## RECORDS PROVIDED
——

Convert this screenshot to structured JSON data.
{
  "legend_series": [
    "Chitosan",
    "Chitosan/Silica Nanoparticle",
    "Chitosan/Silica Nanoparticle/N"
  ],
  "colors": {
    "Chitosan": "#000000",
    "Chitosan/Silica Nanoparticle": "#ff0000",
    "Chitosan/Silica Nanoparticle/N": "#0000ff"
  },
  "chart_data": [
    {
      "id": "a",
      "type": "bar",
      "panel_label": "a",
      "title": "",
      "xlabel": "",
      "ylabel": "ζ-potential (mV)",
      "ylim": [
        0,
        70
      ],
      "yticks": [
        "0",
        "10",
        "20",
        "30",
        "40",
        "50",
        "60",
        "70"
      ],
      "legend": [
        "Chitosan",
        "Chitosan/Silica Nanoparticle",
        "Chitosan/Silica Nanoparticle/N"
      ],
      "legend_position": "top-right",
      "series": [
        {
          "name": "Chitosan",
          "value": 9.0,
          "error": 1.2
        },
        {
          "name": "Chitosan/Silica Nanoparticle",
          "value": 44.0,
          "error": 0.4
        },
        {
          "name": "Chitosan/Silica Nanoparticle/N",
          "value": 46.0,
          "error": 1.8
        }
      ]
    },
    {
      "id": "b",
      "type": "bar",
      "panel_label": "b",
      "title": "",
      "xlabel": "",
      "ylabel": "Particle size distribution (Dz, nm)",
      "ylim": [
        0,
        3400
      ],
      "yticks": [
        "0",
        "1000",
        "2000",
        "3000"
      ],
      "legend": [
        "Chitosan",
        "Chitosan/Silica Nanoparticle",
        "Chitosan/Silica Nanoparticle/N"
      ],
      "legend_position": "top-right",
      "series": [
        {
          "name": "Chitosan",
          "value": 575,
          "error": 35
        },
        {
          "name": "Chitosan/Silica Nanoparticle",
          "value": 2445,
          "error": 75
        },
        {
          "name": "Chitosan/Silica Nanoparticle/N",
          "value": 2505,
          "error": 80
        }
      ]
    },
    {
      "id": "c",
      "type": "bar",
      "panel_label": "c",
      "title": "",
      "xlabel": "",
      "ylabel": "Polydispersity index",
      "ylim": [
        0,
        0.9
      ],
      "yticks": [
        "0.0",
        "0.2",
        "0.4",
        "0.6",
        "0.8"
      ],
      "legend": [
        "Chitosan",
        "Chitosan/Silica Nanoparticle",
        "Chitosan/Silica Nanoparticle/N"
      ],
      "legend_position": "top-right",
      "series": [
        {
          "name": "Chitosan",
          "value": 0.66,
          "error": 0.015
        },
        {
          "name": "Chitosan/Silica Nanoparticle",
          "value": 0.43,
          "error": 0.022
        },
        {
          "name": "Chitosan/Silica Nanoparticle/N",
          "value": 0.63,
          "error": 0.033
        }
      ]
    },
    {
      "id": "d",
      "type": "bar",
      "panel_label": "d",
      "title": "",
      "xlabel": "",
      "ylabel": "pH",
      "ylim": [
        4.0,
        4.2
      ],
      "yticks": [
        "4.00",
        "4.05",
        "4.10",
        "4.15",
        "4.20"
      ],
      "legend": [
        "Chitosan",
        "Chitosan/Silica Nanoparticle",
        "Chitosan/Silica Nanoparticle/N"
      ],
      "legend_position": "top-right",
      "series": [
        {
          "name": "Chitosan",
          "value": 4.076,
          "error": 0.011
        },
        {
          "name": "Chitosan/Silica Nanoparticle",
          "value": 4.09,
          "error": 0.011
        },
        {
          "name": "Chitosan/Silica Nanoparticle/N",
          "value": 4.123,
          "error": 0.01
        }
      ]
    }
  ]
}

——

Go through the material above line by line and copy it exactly.

Convert this screenshot to structured JSON data.
{
  "legend_series": [
    "Chitosan",
    "Chitosan/Silica Nanoparticle",
    "Chitosan/Silica Nanoparticle/N"
  ],
  "colors": {
    "Chitosan": "#000000",
    "Chitosan/Silica Nanoparticle": "#ff0000",
    "Chitosan/Silica Nanoparticle/N": "#0000ff"
  },
  "chart_data": [
    {
      "id": "a",
      "type": "bar",
      "panel_label": "a",
      "title": "",
      "xlabel": "",
      "ylabel": "ζ-potential (mV)",
      "ylim": [
        0,
        70
      ],
      "yticks": [
        "0",
        "10",
        "20",
        "30",
        "40",
        "50",
        "60",
        "70"
      ],
      "legend": [
        "Chitosan",
        "Chitosan/Silica Nanoparticle",
        "Chitosan/Silica Nanoparticle/N"
      ],
      "legend_position": "top-right",
      "series": [
        {
          "name": "Chitosan",
          "value": 9.0,
          "error": 1.2
        },
        {
          "name": "Chitosan/Silica Nanoparticle",
          "value": 44.0,
          "error": 0.4
        },
        {
          "name": "Chitosan/Silica Nanoparticle/N",
          "value": 46.0,
          "error": 1.8
        }
      ]
    },
    {
      "id": "b",
      "type": "bar",
      "panel_label": "b",
      "title": "",
      "xlabel": "",
      "ylabel": "Particle size distribution (Dz, nm)",
      "ylim": [
        0,
        3400
      ],
      "yticks": [
        "0",
        "1000",
        "2000",
        "3000"
      ],
      "legend": [
        "Chitosan",
        "Chitosan/Silica Nanoparticle",
        "Chitosan/Silica Nanoparticle/N"
      ],
      "legend_position": "top-right",
      "series": [
        {
          "name": "Chitosan",
          "value": 575,
          "error": 35
        },
        {
          "name": "Chitosan/Silica Nanoparticle",
          "value": 2445,
          "error": 75
        },
        {
          "name": "Chitosan/Silica Nanoparticle/N",
          "value": 2505,
          "error": 80
        }
      ]
    },
    {
      "id": "c",
      "type": "bar",
      "panel_label": "c",
      "title": "",
      "xlabel": "",
      "ylabel": "Polydispersity index",
      "ylim": [
        0,
        0.9
      ],
      "yticks": [
        "0.0",
        "0.2",
        "0.4",
        "0.6",
        "0.8"
      ],
      "legend": [
        "Chitosan",
        "Chitosan/Silica Nanoparticle",
        "Chitosan/Silica Nanoparticle/N"
      ],
      "legend_position": "top-right",
      "series": [
        {
          "name": "Chitosan",
          "value": 0.66,
          "error": 0.015
        },
        {
          "name": "Chitosan/Silica Nanoparticle",
          "value": 0.43,
          "error": 0.022
        },
        {
          "name": "Chitosan/Silica Nanoparticle/N",
          "value": 0.63,
          "error": 0.033
        }
      ]
    },
    {
      "id": "d",
      "type": "bar",
      "panel_label": "d",
      "title": "",
      "xlabel": "",
      "ylabel": "pH",
      "ylim": [
        4.0,
        4.2
      ],
      "yticks": [
        "4.00",
        "4.05",
        "4.10",
        "4.15",
        "4.20"
      ],
      "legend": [
        "Chitosan",
        "Chitosan/Silica Nanoparticle",
        "Chitosan/Silica Nanoparticle/N"
      ],
      "legend_position": "top-right",
      "series": [
        {
          "name": "Chitosan",
          "value": 4.076,
          "error": 0.011
        },
        {
          "name": "Chitosan/Silica Nanoparticle",
          "value": 4.09,
          "error": 0.011
        },
        {
          "name": "Chitosan/Silica Nanoparticle/N",
          "value": 4.123,
          "error": 0.01
        }
      ]
    }
  ]
}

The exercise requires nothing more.